## Start Recorded information

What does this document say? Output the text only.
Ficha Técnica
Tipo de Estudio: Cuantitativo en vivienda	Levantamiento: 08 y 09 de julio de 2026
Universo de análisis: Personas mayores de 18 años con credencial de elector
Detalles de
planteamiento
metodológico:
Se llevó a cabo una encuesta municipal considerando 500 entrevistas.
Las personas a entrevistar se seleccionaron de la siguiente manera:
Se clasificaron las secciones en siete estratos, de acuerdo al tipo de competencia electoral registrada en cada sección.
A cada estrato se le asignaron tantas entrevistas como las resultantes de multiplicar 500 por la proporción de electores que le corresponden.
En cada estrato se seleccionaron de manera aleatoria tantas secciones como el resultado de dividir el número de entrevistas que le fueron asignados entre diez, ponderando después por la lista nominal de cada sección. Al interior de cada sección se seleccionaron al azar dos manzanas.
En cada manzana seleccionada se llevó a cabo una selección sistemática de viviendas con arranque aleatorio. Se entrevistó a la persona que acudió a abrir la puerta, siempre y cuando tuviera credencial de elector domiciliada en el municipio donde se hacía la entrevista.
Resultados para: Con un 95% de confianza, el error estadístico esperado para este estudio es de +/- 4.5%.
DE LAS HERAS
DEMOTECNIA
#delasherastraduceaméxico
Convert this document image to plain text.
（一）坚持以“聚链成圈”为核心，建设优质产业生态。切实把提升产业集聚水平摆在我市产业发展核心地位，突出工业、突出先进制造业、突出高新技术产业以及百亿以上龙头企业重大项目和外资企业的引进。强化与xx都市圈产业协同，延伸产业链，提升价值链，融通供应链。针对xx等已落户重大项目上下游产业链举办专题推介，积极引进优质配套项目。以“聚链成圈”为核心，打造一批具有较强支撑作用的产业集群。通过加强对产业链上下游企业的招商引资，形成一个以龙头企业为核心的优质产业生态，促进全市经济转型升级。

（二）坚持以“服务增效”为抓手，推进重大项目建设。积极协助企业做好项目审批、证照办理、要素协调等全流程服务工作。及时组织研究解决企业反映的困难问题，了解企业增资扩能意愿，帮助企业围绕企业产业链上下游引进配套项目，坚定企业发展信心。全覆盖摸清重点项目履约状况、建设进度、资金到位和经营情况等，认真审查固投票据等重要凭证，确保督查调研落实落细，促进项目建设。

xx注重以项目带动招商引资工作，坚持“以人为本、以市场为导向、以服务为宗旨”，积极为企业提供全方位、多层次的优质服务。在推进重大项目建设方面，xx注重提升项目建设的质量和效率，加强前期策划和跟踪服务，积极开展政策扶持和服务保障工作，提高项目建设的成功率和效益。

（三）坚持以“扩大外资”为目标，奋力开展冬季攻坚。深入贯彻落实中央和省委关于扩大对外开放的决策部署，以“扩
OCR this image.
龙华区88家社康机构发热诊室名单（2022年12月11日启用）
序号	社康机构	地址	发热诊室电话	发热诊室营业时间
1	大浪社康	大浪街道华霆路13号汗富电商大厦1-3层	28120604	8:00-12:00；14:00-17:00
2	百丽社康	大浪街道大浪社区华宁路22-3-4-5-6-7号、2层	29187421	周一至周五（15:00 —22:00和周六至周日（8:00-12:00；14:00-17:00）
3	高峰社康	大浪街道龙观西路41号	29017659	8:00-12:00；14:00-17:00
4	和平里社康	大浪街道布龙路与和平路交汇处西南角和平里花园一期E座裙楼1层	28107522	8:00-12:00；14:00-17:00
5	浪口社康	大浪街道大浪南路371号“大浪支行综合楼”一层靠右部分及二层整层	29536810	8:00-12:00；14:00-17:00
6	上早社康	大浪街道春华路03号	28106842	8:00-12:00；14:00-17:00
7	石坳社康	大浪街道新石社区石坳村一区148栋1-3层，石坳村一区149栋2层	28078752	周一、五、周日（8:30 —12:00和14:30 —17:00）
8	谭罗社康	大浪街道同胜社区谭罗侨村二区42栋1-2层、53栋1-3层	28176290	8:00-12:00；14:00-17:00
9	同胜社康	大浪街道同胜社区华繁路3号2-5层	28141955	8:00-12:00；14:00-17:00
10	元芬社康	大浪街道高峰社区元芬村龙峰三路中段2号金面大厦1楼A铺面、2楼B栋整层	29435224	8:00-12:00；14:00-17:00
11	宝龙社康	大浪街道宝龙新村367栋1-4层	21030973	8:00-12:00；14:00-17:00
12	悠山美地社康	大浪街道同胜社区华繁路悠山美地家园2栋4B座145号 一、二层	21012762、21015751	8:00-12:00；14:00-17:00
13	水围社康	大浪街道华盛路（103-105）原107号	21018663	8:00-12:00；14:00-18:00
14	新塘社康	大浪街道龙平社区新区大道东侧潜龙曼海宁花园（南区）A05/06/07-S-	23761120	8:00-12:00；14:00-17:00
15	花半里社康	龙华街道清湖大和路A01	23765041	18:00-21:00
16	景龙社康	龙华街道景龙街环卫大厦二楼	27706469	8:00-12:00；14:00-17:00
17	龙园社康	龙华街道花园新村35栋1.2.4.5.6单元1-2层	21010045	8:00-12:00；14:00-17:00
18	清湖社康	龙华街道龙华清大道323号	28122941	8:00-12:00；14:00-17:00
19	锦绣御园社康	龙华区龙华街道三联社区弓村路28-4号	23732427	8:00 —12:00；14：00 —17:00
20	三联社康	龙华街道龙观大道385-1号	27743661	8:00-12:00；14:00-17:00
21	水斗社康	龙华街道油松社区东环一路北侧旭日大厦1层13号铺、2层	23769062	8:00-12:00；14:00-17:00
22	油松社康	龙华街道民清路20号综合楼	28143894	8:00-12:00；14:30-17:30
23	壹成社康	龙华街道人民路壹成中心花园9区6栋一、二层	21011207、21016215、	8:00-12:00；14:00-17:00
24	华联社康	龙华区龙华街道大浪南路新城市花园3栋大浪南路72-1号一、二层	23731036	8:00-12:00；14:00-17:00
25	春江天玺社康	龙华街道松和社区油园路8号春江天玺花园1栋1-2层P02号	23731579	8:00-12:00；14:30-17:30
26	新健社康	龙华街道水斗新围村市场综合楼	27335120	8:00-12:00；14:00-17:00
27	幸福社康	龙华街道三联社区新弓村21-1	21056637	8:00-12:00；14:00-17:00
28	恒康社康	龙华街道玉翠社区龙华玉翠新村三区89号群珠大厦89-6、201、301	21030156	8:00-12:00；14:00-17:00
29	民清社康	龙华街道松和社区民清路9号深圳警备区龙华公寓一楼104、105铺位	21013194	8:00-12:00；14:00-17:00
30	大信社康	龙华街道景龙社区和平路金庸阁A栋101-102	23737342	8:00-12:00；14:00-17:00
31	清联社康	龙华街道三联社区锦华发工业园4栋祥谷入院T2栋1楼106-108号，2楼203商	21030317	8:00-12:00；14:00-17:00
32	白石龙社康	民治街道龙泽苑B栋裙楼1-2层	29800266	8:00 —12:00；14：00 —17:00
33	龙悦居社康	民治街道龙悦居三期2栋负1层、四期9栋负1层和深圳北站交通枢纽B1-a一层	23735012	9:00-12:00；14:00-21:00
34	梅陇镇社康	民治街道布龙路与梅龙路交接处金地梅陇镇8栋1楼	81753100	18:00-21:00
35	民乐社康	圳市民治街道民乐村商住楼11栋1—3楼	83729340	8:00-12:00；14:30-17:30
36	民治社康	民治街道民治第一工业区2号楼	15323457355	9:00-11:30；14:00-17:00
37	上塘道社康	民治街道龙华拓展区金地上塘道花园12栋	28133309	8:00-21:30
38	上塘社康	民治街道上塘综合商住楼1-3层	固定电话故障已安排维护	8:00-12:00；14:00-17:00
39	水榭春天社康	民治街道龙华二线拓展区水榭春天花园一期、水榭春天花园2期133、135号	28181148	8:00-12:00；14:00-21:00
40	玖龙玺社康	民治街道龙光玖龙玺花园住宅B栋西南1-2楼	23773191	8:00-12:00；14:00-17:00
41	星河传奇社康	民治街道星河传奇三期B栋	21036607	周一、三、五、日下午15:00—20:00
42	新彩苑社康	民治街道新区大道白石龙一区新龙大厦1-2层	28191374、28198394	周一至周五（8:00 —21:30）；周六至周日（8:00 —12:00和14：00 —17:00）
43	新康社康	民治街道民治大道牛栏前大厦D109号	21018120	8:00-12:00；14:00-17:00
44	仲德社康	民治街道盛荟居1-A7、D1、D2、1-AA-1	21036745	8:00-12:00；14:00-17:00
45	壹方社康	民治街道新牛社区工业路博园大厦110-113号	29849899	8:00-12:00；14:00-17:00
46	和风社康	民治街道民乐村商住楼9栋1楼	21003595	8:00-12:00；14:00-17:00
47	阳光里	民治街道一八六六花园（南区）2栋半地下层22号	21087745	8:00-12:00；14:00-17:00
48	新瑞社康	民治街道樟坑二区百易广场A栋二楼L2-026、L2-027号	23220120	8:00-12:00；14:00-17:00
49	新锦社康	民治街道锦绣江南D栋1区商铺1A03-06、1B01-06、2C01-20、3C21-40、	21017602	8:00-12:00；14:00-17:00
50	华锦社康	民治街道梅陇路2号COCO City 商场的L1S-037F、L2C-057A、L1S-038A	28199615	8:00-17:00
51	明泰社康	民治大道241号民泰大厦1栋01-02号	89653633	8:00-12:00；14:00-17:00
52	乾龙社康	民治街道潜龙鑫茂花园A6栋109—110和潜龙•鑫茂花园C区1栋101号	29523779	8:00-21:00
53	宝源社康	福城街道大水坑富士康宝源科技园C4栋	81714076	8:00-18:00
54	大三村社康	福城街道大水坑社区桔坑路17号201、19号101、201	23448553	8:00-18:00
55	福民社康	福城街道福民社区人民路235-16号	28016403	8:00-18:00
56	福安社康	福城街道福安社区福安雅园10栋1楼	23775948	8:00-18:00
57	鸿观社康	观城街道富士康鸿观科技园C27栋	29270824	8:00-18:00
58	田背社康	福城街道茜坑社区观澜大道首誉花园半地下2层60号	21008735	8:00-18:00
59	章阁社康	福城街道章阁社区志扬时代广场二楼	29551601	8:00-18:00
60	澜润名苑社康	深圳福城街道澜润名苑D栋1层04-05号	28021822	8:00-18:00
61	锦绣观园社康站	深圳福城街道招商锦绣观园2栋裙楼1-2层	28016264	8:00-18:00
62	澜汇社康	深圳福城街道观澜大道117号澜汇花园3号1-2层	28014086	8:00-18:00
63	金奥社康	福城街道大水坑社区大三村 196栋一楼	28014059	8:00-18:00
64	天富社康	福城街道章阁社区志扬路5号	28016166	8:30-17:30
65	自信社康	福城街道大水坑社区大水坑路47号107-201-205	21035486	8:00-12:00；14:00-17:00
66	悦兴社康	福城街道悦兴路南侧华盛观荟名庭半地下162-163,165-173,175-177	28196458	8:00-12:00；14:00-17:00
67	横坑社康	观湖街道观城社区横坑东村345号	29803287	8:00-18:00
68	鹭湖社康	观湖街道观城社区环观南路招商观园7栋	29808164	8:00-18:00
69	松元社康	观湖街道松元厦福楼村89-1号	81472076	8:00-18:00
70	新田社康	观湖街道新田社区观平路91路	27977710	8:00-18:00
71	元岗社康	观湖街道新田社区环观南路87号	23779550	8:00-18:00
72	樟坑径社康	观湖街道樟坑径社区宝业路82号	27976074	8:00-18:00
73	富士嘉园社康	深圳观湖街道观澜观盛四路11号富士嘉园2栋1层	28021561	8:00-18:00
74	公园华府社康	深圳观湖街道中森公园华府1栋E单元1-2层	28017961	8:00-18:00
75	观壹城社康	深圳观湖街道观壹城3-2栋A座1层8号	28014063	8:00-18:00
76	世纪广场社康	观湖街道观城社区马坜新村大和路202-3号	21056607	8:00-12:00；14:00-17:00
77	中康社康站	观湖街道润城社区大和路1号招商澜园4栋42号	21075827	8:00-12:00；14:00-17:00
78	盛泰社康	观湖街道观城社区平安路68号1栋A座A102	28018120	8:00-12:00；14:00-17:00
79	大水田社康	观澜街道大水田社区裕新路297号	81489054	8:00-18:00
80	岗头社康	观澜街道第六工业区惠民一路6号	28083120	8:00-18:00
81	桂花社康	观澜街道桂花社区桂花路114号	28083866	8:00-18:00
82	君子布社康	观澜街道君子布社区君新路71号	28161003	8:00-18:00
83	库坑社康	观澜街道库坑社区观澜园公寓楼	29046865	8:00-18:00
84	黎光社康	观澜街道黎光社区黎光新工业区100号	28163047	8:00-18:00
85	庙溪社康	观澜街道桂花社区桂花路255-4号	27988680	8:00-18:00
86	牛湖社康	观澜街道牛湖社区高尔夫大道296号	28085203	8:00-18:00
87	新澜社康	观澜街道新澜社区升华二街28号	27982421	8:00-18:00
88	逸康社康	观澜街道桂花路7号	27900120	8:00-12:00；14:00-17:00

## End Recorded information

Gather up every line in the data above that contains the word "secciones", copying each one.

### Worked solution
Se clasificaron las secciones en siete estratos, de acuerdo al tipo de competencia electoral registrada en cada sección.
En cada estrato se seleccionaron de manera aleatoria tantas secciones como el resultado de dividir el número de entrevistas que le fueron asignados entre diez, ponderando después por la lista nominal de cada sección. Al interior de cada sección se seleccionaron al azar dos manzanas.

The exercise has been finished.